:: PROBLEM REQUIREMENTS ::
Write out the records word for word, with no pictures.
======== PROVIDED MATERIAL
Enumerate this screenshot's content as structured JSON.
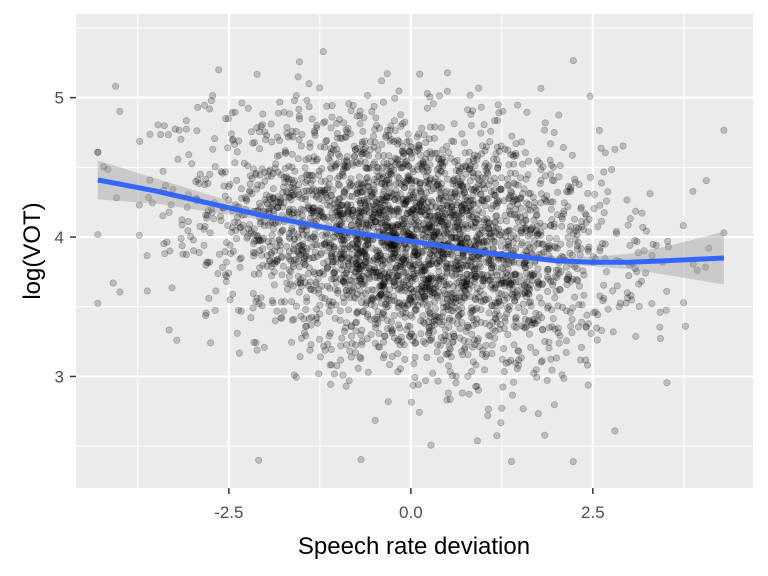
{
  "chart_data": {
    "type": "scatter",
    "title": "",
    "xlabel": "Speech rate deviation",
    "ylabel": "log(VOT)",
    "xlim": [
      -4.6,
      4.7
    ],
    "ylim": [
      2.2,
      5.6
    ],
    "x_ticks": [
      -2.5,
      0.0,
      2.5
    ],
    "x_tick_labels": [
      "-2.5",
      "0.0",
      "2.5"
    ],
    "y_ticks": [
      3,
      4,
      5
    ],
    "y_tick_labels": [
      "3",
      "4",
      "5"
    ],
    "grid": true,
    "legend": "none",
    "point_color": "#000000",
    "point_alpha": 0.2,
    "n_points": 3500,
    "point_cloud": {
      "x_mean": 0.0,
      "x_sd": 1.35,
      "y_mean": 3.98,
      "y_sd": 0.42,
      "x_range": [
        -4.3,
        4.3
      ],
      "y_range": [
        2.33,
        5.48
      ]
    },
    "smooth": {
      "color": "#3366FF",
      "band_color": "#999999",
      "x": [
        -4.3,
        -3.5,
        -3.0,
        -2.5,
        -2.0,
        -1.5,
        -1.0,
        -0.5,
        0.0,
        0.5,
        1.0,
        1.5,
        2.0,
        2.5,
        3.0,
        3.5,
        4.3
      ],
      "y": [
        4.41,
        4.33,
        4.27,
        4.21,
        4.15,
        4.1,
        4.05,
        4.01,
        3.97,
        3.93,
        3.89,
        3.86,
        3.83,
        3.82,
        3.82,
        3.83,
        3.85
      ],
      "lower": [
        4.27,
        4.24,
        4.2,
        4.16,
        4.12,
        4.07,
        4.03,
        3.99,
        3.95,
        3.91,
        3.87,
        3.84,
        3.81,
        3.79,
        3.77,
        3.73,
        3.66
      ],
      "upper": [
        4.55,
        4.42,
        4.34,
        4.26,
        4.18,
        4.13,
        4.07,
        4.03,
        3.99,
        3.95,
        3.91,
        3.88,
        3.86,
        3.86,
        3.88,
        3.93,
        4.04
      ]
    }
  }
}
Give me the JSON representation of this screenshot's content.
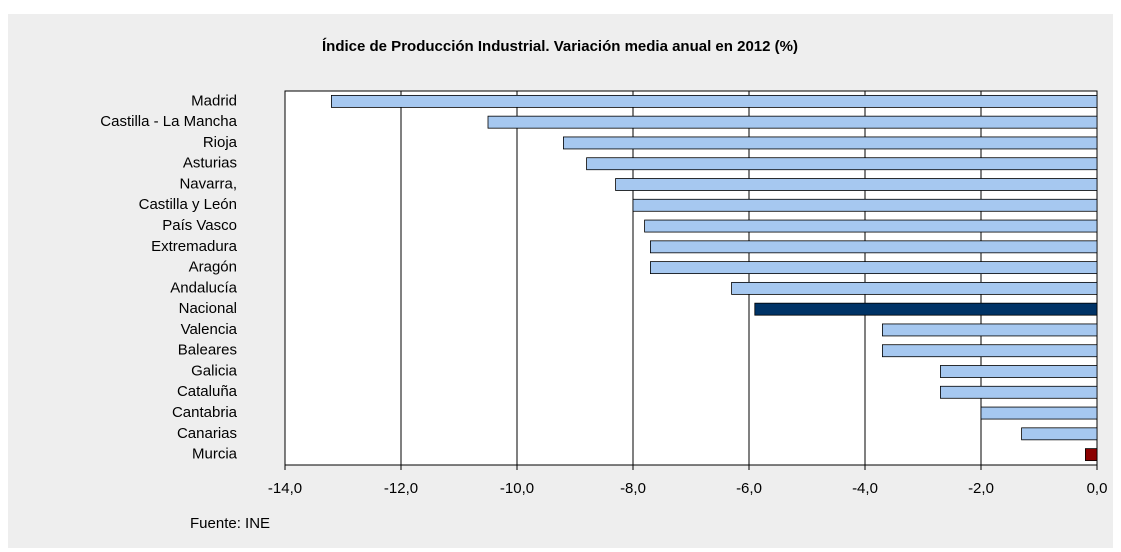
{
  "chart_data": {
    "type": "bar",
    "orientation": "horizontal",
    "title": "Índice de Producción Industrial. Variación media anual en 2012 (%)",
    "categories": [
      "Madrid",
      "Castilla - La Mancha",
      "Rioja",
      "Asturias",
      "Navarra,",
      "Castilla y León",
      "País Vasco",
      "Extremadura",
      "Aragón",
      "Andalucía",
      "Nacional",
      "Valencia",
      "Baleares",
      "Galicia",
      "Cataluña",
      "Cantabria",
      "Canarias",
      "Murcia"
    ],
    "values": [
      -13.2,
      -10.5,
      -9.2,
      -8.8,
      -8.3,
      -8.0,
      -7.8,
      -7.7,
      -7.7,
      -6.3,
      -5.9,
      -3.7,
      -3.7,
      -2.7,
      -2.7,
      -2.0,
      -1.3,
      -0.2
    ],
    "colors": [
      "#a6c8f0",
      "#a6c8f0",
      "#a6c8f0",
      "#a6c8f0",
      "#a6c8f0",
      "#a6c8f0",
      "#a6c8f0",
      "#a6c8f0",
      "#a6c8f0",
      "#a6c8f0",
      "#003366",
      "#a6c8f0",
      "#a6c8f0",
      "#a6c8f0",
      "#a6c8f0",
      "#a6c8f0",
      "#a6c8f0",
      "#8b0000"
    ],
    "xlim": [
      -14,
      0
    ],
    "xticks": [
      {
        "value": -14,
        "label": "-14,0"
      },
      {
        "value": -12,
        "label": "-12,0"
      },
      {
        "value": -10,
        "label": "-10,0"
      },
      {
        "value": -8,
        "label": "-8,0"
      },
      {
        "value": -6,
        "label": "-6,0"
      },
      {
        "value": -4,
        "label": "-4,0"
      },
      {
        "value": -2,
        "label": "-2,0"
      },
      {
        "value": 0,
        "label": "0,0"
      }
    ],
    "grid": true,
    "source": "Fuente: INE"
  }
}
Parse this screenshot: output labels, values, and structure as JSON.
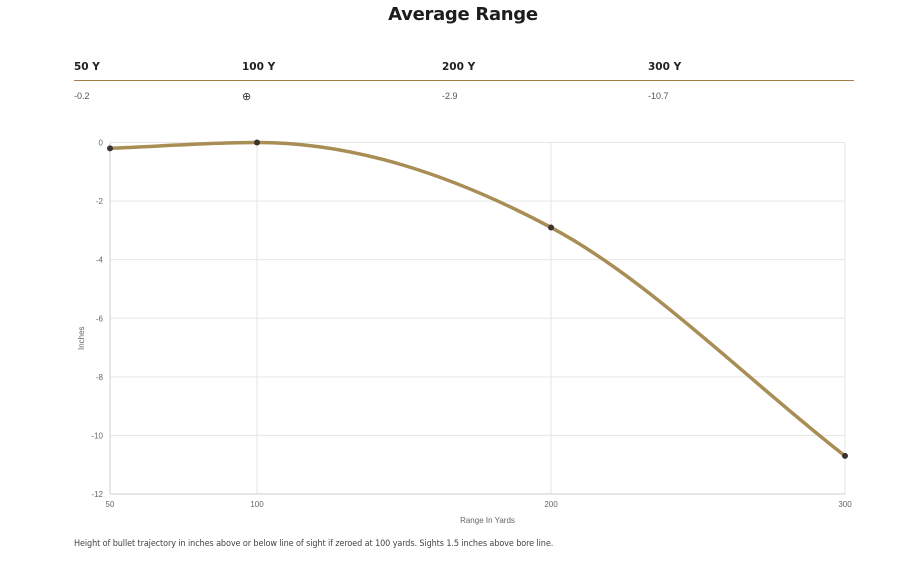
{
  "page": {
    "title": "Average Range",
    "footnote": "Height of bullet trajectory in inches above or below line of sight if zeroed at 100 yards. Sights 1.5 inches above bore line."
  },
  "range_table": {
    "headers": [
      "50 Y",
      "100 Y",
      "200 Y",
      "300 Y"
    ],
    "values": [
      "-0.2",
      "⊕",
      "-2.9",
      "-10.7"
    ]
  },
  "colors": {
    "line": "#a88d55",
    "marker": "#3a3330",
    "rule": "#a37e44",
    "grid": "#e6e6e6"
  },
  "chart_data": {
    "type": "line",
    "title": "",
    "xlabel": "Range In Yards",
    "ylabel": "Inches",
    "x": [
      50,
      100,
      200,
      300
    ],
    "xticks": [
      "50",
      "100",
      "200",
      "300"
    ],
    "yticks": [
      "0",
      "-2",
      "-4",
      "-6",
      "-8",
      "-10",
      "-12"
    ],
    "ylim": [
      -12,
      0
    ],
    "grid": true,
    "series": [
      {
        "values": [
          -0.2,
          0,
          -2.9,
          -10.7
        ]
      }
    ]
  }
}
================
:: SOLUTION TO THIS PROBLEM ::
Enumerate this screenshot's content as structured JSON.
{
  "chart_data": {
    "type": "scatter",
    "title": "",
    "xlabel": "Speech rate deviation",
    "ylabel": "log(VOT)",
    "xlim": [
      -4.6,
      4.7
    ],
    "ylim": [
      2.2,
      5.6
    ],
    "x_ticks": [
      -2.5,
      0.0,
      2.5
    ],
    "x_tick_labels": [
      "-2.5",
      "0.0",
      "2.5"
    ],
    "y_ticks": [
      3,
      4,
      5
    ],
    "y_tick_labels": [
      "3",
      "4",
      "5"
    ],
    "grid": true,
    "legend": "none",
    "point_color": "#000000",
    "point_alpha": 0.2,
    "n_points": 3500,
    "point_cloud": {
      "x_mean": 0.0,
      "x_sd": 1.35,
      "y_mean": 3.98,
      "y_sd": 0.42,
      "x_range": [
        -4.3,
        4.3
      ],
      "y_range": [
        2.33,
        5.48
      ]
    },
    "smooth": {
      "color": "#3366FF",
      "band_color": "#999999",
      "x": [
        -4.3,
        -3.5,
        -3.0,
        -2.5,
        -2.0,
        -1.5,
        -1.0,
        -0.5,
        0.0,
        0.5,
        1.0,
        1.5,
        2.0,
        2.5,
        3.0,
        3.5,
        4.3
      ],
      "y": [
        4.41,
        4.33,
        4.27,
        4.21,
        4.15,
        4.1,
        4.05,
        4.01,
        3.97,
        3.93,
        3.89,
        3.86,
        3.83,
        3.82,
        3.82,
        3.83,
        3.85
      ],
      "lower": [
        4.27,
        4.24,
        4.2,
        4.16,
        4.12,
        4.07,
        4.03,
        3.99,
        3.95,
        3.91,
        3.87,
        3.84,
        3.81,
        3.79,
        3.77,
        3.73,
        3.66
      ],
      "upper": [
        4.55,
        4.42,
        4.34,
        4.26,
        4.18,
        4.13,
        4.07,
        4.03,
        3.99,
        3.95,
        3.91,
        3.88,
        3.86,
        3.86,
        3.88,
        3.93,
        4.04
      ]
    }
  }
}
Give me the JSON representation of this screenshot's content.
{
  "chart_data": {
    "type": "bar",
    "orientation": "horizontal",
    "title": "Índice de Producción Industrial. Variación media anual en 2012 (%)",
    "categories": [
      "Madrid",
      "Castilla - La Mancha",
      "Rioja",
      "Asturias",
      "Navarra,",
      "Castilla y León",
      "País Vasco",
      "Extremadura",
      "Aragón",
      "Andalucía",
      "Nacional",
      "Valencia",
      "Baleares",
      "Galicia",
      "Cataluña",
      "Cantabria",
      "Canarias",
      "Murcia"
    ],
    "values": [
      -13.2,
      -10.5,
      -9.2,
      -8.8,
      -8.3,
      -8.0,
      -7.8,
      -7.7,
      -7.7,
      -6.3,
      -5.9,
      -3.7,
      -3.7,
      -2.7,
      -2.7,
      -2.0,
      -1.3,
      -0.2
    ],
    "colors": [
      "#a6c8f0",
      "#a6c8f0",
      "#a6c8f0",
      "#a6c8f0",
      "#a6c8f0",
      "#a6c8f0",
      "#a6c8f0",
      "#a6c8f0",
      "#a6c8f0",
      "#a6c8f0",
      "#003366",
      "#a6c8f0",
      "#a6c8f0",
      "#a6c8f0",
      "#a6c8f0",
      "#a6c8f0",
      "#a6c8f0",
      "#8b0000"
    ],
    "xlim": [
      -14,
      0
    ],
    "xticks": [
      {
        "value": -14,
        "label": "-14,0"
      },
      {
        "value": -12,
        "label": "-12,0"
      },
      {
        "value": -10,
        "label": "-10,0"
      },
      {
        "value": -8,
        "label": "-8,0"
      },
      {
        "value": -6,
        "label": "-6,0"
      },
      {
        "value": -4,
        "label": "-4,0"
      },
      {
        "value": -2,
        "label": "-2,0"
      },
      {
        "value": 0,
        "label": "0,0"
      }
    ],
    "grid": true,
    "source": "Fuente: INE"
  }
}
Parse this screenshot: output labels, values, and structure as JSON.
{
  "page": {
    "title": "Average Range",
    "footnote": "Height of bullet trajectory in inches above or below line of sight if zeroed at 100 yards. Sights 1.5 inches above bore line."
  },
  "range_table": {
    "headers": [
      "50 Y",
      "100 Y",
      "200 Y",
      "300 Y"
    ],
    "values": [
      "-0.2",
      "⊕",
      "-2.9",
      "-10.7"
    ]
  },
  "colors": {
    "line": "#a88d55",
    "marker": "#3a3330",
    "rule": "#a37e44",
    "grid": "#e6e6e6"
  },
  "chart_data": {
    "type": "line",
    "title": "",
    "xlabel": "Range In Yards",
    "ylabel": "Inches",
    "x": [
      50,
      100,
      200,
      300
    ],
    "xticks": [
      "50",
      "100",
      "200",
      "300"
    ],
    "yticks": [
      "0",
      "-2",
      "-4",
      "-6",
      "-8",
      "-10",
      "-12"
    ],
    "ylim": [
      -12,
      0
    ],
    "grid": true,
    "series": [
      {
        "values": [
          -0.2,
          0,
          -2.9,
          -10.7
        ]
      }
    ]
  }
}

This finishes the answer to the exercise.